*Goals*
1. Transcribe a portion of the boxing article, starting at "Not surprisingly amidst" and ending at "and early 90s.".
2. Write the next part of the article on Gloucester boxing and Jon Pitman, picking up after its final sentence.

*Extract provided*

Not surprisingly amidst this backdrop, professional boxing has slowly been allowed to fade from view. The last hurrah was provided by local boy Johnny Melfah. A better than able practitioner who fought some of the biggest names on the domestic middleweight and super-middleweight scene in the late 80s and early 90s.
Melfah may have had a record that included as many losses as it did wins but this unfairly masks the truth that many of those reverses were recorded against men of the global stature of Chris Eubank, Sam Storey, Nicky Piper, Steve Collins (twice) and Herol Graham. Melfah’s unsuccessful challenge for Graham’s British middleweight title at London’s York Hall, proving to be the high watermark of the Gloucester man’s career.
But tellingly, in a 26-fight career, Melfah appeared only once in his home city. A stark reminder of just how distant the lure of the professional fight game has been in these parts. Following his retirement more than 25 years ago the pro boxing banner has largely been placed into suspended animation.
Intermittently, its colours have been gathered and held proudly aloft by honest blood and guts journeyman like Andy Harris, but the decades had come and gone since Gloucester had anyone even threatening to dine at domestic boxing’s top table.
The imposing presence of Jon Pitman has his own story. Gloucester through and through, there was once a time when he sought to make his own mark on the flimsy pages of his home city’s professional boxing annals. A junior ABA finalist he was all set to pursue a career in the paid ranks before a serious motorcycle accident curtailed his chances.
“After the accident, it all caught up with me,” recollects the owner of Gloucester’s Fight Factory gym. “I’d trained from age 11 to 20 flat out. I didn’t ever smoke or drink or do anything wrong, but equally, I didn’t maintain my body properly either. I was really ignorant about how to look after myself. It was always balls-to-the-wall training, no proper warm-ups or stretching. I’d just walk in and start punching. I’d pick up injuries and just plough through them.
“But after the accident, it all caught up with me. I think I’d just burnt myself out. I should have had a year out of the sport to get myself right.”
But instead, Pitman, with his dream of a professional boxing career fading from view, went “completely off the rails”. Where he had previously been wholly dedicated to training, he now filled the gap with the pernicious allure of booze and drugs.
“I started working the doors and just got sucked into a life of doing all of the wrong things,” he admits.
Pitman is remarkably candid about these times. The lost years where he watched his life gradually spiral out of control and not only couldn’t bear to look at himself in the mirror but also couldn’t even face watching boxing on television. “What they don’t tell you about drugs is that before it gets bad, you’re gonna feel amazing,” he says with the resigned smile of a man who has now overcome his demons.

*Supplied material*

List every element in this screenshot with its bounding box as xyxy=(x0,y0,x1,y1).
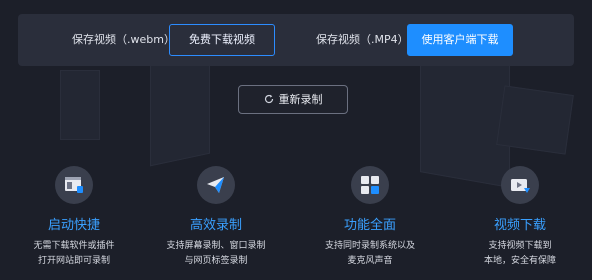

*Expected outputs*
1.
Not surprisingly amidst this backdrop, professional boxing has slowly been allowed to fade from view. The last hurrah was provided by local boy Johnny Melfah. A better than able practitioner who fought some of the biggest names on the domestic middleweight and super-middleweight scene in the late 80s and early 90s.

2.
“The cocaine addiction was such a gradual thing. Like many people, I thought I was in control of it but I wasn’t. In the end, I hated what I’d become. I had no confidence or self-esteem. I just became a shadow of the person I once was. Drugs just stripped me of anything about my personality that was good and I felt that I was in such a massive hole that I’d never be able to get out of it. But in the end, I’d just had enough of being who I was. I wanted better for myself and my family.”
It was finding this strength of purpose that put Pitman on the restorative road to counselling. Attending sessions every week for a year he demonstrated the necessary fortitude to finally break the habit. It was at this point that boxing, as it so often does, artfully squeezed its way back into his life. “I started holding the pads for a couple of mates in the gym. One day I got offered a little room in a unit, and I thought I’d do a few one-to-ones in there. That’s how it all started and in the space of a month it progressed to me hiring the whole unit,” he recalls.
Pitman credits the remarkable growth of his gym on his early tapping into the boxing for fitness market. “Back then if you went to a gym you had to be focused on boxing as an amateur. If you didn’t fit that 11-25 age bracket you really weren’t welcome. The clubs were all about their amateur boxers. I wanted to change that and have somewhere where anyone could just come in to exercise and socialise. The fitness classes grew and everything just took off,” he says.
Pitman now has a highly successful gym with more than 400 members. Despite his focus on opening the door to anyone who is interested in improving their fitness or who just wants to be part of the wider community he has created; he has at the same time coached numerous boxers to an avalanche of Western Counties titles across all age groups and levels. But not surprisingly, especially close to his heart are the small band of fighters that he is guiding through the rough and complex terrain of the pro ranks.
Starting 10 years ago with local-boy Danny Carter, who he took to an unsuccessful tilt at a Southern Area title, he later stepped in to support Andy Harris. Cut straight from the familiar journeyman cloth of ‘have gloves, will travel’, Harris fought 77 times up and down the country in a seven-year career whilst recording just three victories. But Pitman credits his involvement with the durable Harris as fully allowing him to cut his teeth as a professional trainer. “I took on Andy after about 10 or 15 fights. We had some great times on the road,” recollects Pitman.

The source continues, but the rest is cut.